> [TASK TO COMPLETE] Can you restate the records below word for word?
## start
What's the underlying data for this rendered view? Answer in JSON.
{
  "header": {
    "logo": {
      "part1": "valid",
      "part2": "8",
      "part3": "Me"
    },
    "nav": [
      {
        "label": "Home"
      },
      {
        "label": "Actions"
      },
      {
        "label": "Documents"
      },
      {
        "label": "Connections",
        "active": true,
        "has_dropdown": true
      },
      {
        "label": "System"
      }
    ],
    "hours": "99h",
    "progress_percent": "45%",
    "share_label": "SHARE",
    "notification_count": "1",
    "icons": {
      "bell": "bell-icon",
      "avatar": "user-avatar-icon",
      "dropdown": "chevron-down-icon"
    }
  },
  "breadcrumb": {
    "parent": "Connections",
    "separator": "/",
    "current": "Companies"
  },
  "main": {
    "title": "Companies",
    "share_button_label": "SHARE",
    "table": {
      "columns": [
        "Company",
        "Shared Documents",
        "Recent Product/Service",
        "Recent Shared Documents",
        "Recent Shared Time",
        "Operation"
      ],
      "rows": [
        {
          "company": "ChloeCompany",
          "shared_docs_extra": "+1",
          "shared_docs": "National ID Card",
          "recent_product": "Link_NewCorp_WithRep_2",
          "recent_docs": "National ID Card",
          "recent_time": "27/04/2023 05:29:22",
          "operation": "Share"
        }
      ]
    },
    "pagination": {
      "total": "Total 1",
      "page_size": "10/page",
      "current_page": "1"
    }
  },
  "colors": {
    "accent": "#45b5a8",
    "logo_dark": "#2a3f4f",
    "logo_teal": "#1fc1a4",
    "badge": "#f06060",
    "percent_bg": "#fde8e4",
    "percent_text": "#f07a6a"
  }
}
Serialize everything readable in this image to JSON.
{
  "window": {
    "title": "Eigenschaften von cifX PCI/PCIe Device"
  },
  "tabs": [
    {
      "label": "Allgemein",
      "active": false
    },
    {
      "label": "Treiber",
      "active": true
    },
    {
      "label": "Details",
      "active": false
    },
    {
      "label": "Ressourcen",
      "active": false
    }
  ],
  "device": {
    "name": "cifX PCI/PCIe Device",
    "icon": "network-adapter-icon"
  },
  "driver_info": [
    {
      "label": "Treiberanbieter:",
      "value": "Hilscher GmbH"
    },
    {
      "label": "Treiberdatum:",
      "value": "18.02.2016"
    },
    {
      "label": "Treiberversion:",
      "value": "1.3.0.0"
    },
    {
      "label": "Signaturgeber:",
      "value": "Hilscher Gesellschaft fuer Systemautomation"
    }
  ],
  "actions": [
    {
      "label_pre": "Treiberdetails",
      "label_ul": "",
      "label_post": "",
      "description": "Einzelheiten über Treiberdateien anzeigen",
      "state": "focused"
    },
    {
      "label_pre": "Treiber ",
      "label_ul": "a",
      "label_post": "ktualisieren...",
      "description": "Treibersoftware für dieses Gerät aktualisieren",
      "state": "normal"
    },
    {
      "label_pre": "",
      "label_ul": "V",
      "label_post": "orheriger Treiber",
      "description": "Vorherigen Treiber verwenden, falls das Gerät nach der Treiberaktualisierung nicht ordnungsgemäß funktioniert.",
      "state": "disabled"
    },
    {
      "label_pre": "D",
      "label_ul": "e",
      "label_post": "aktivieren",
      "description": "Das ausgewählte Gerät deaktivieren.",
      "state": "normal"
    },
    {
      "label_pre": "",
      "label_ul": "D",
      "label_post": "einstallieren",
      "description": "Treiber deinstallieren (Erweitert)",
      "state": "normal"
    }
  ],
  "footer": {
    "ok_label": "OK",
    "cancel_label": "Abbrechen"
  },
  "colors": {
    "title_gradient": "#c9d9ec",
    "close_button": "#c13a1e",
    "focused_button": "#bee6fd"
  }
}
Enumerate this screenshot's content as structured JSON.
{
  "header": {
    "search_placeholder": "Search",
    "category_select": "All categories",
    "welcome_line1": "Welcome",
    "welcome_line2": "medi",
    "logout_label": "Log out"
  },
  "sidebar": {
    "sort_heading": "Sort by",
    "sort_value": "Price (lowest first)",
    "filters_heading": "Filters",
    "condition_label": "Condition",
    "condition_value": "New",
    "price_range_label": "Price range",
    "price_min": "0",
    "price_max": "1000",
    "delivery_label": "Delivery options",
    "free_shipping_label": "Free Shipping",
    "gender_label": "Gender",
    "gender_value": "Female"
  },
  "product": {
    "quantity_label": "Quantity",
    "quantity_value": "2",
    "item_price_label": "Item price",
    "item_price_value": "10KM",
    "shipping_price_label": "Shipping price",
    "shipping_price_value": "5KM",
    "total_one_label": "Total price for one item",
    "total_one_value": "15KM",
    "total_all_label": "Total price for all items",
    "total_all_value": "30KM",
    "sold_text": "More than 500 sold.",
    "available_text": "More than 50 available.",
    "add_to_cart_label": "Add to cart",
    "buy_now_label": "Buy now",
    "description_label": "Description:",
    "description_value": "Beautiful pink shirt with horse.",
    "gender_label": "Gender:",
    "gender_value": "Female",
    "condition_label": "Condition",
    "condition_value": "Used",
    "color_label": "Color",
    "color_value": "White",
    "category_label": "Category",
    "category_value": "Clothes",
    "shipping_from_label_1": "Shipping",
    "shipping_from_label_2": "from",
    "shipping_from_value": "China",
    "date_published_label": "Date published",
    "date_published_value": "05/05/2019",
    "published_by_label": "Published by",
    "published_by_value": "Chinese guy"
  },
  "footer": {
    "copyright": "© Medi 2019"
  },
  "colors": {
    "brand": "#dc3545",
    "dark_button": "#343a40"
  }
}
## end
> [THE OUTPUT]
What's the underlying data for this rendered view? Answer in JSON.
{
  "header": {
    "logo": {
      "part1": "valid",
      "part2": "8",
      "part3": "Me"
    },
    "nav": [
      {
        "label": "Home"
      },
      {
        "label": "Actions"
      },
      {
        "label": "Documents"
      },
      {
        "label": "Connections",
        "active": true,
        "has_dropdown": true
      },
      {
        "label": "System"
      }
    ],
    "hours": "99h",
    "progress_percent": "45%",
    "share_label": "SHARE",
    "notification_count": "1",
    "icons": {
      "bell": "bell-icon",
      "avatar": "user-avatar-icon",
      "dropdown": "chevron-down-icon"
    }
  },
  "breadcrumb": {
    "parent": "Connections",
    "separator": "/",
    "current": "Companies"
  },
  "main": {
    "title": "Companies",
    "share_button_label": "SHARE",
    "table": {
      "columns": [
        "Company",
        "Shared Documents",
        "Recent Product/Service",
        "Recent Shared Documents",
        "Recent Shared Time",
        "Operation"
      ],
      "rows": [
        {
          "company": "ChloeCompany",
          "shared_docs_extra": "+1",
          "shared_docs": "National ID Card",
          "recent_product": "Link_NewCorp_WithRep_2",
          "recent_docs": "National ID Card",
          "recent_time": "27/04/2023 05:29:22",
          "operation": "Share"
        }
      ]
    },
    "pagination": {
      "total": "Total 1",
      "page_size": "10/page",
      "current_page": "1"
    }
  },
  "colors": {
    "accent": "#45b5a8",
    "logo_dark": "#2a3f4f",
    "logo_teal": "#1fc1a4",
    "badge": "#f06060",
    "percent_bg": "#fde8e4",
    "percent_text": "#f07a6a"
  }
}
Serialize everything readable in this image to JSON.
{
  "window": {
    "title": "Eigenschaften von cifX PCI/PCIe Device"
  },
  "tabs": [
    {
      "label": "Allgemein",
      "active": false
    },
    {
      "label": "Treiber",
      "active": true
    },
    {
      "label": "Details",
      "active": false
    },
    {
      "label": "Ressourcen",
      "active": false
    }
  ],
  "device": {
    "name": "cifX PCI/PCIe Device",
    "icon": "network-adapter-icon"
  },
  "driver_info": [
    {
      "label": "Treiberanbieter:",
      "value": "Hilscher GmbH"
    },
    {
      "label": "Treiberdatum:",
      "value": "18.02.2016"
    },
    {
      "label": "Treiberversion:",
      "value": "1.3.0.0"
    },
    {
      "label": "Signaturgeber:",
      "value": "Hilscher Gesellschaft fuer Systemautomation"
    }
  ],
  "actions": [
    {
      "label_pre": "Treiberdetails",
      "label_ul": "",
      "label_post": "",
      "description": "Einzelheiten über Treiberdateien anzeigen",
      "state": "focused"
    },
    {
      "label_pre": "Treiber ",
      "label_ul": "a",
      "label_post": "ktualisieren...",
      "description": "Treibersoftware für dieses Gerät aktualisieren",
      "state": "normal"
    },
    {
      "label_pre": "",
      "label_ul": "V",
      "label_post": "orheriger Treiber",
      "description": "Vorherigen Treiber verwenden, falls das Gerät nach der Treiberaktualisierung nicht ordnungsgemäß funktioniert.",
      "state": "disabled"
    },
    {
      "label_pre": "D",
      "label_ul": "e",
      "label_post": "aktivieren",
      "description": "Das ausgewählte Gerät deaktivieren.",
      "state": "normal"
    },
    {
      "label_pre": "",
      "label_ul": "D",
      "label_post": "einstallieren",
      "description": "Treiber deinstallieren (Erweitert)",
      "state": "normal"
    }
  ],
  "footer": {
    "ok_label": "OK",
    "cancel_label": "Abbrechen"
  },
  "colors": {
    "title_gradient": "#c9d9ec",
    "close_button": "#c13a1e",
    "focused_button": "#bee6fd"
  }
}
Enumerate this screenshot's content as structured JSON.
{
  "header": {
    "search_placeholder": "Search",
    "category_select": "All categories",
    "welcome_line1": "Welcome",
    "welcome_line2": "medi",
    "logout_label": "Log out"
  },
  "sidebar": {
    "sort_heading": "Sort by",
    "sort_value": "Price (lowest first)",
    "filters_heading": "Filters",
    "condition_label": "Condition",
    "condition_value": "New",
    "price_range_label": "Price range",
    "price_min": "0",
    "price_max": "1000",
    "delivery_label": "Delivery options",
    "free_shipping_label": "Free Shipping",
    "gender_label": "Gender",
    "gender_value": "Female"
  },
  "product": {
    "quantity_label": "Quantity",
    "quantity_value": "2",
    "item_price_label": "Item price",
    "item_price_value": "10KM",
    "shipping_price_label": "Shipping price",
    "shipping_price_value": "5KM",
    "total_one_label": "Total price for one item",
    "total_one_value": "15KM",
    "total_all_label": "Total price for all items",
    "total_all_value": "30KM",
    "sold_text": "More than 500 sold.",
    "available_text": "More than 50 available.",
    "add_to_cart_label": "Add to cart",
    "buy_now_label": "Buy now",
    "description_label": "Description:",
    "description_value": "Beautiful pink shirt with horse.",
    "gender_label": "Gender:",
    "gender_value": "Female",
    "condition_label": "Condition",
    "condition_value": "Used",
    "color_label": "Color",
    "color_value": "White",
    "category_label": "Category",
    "category_value": "Clothes",
    "shipping_from_label_1": "Shipping",
    "shipping_from_label_2": "from",
    "shipping_from_value": "China",
    "date_published_label": "Date published",
    "date_published_value": "05/05/2019",
    "published_by_label": "Published by",
    "published_by_value": "Chinese guy"
  },
  "footer": {
    "copyright": "© Medi 2019"
  },
  "colors": {
    "brand": "#dc3545",
    "dark_button": "#343a40"
  }
}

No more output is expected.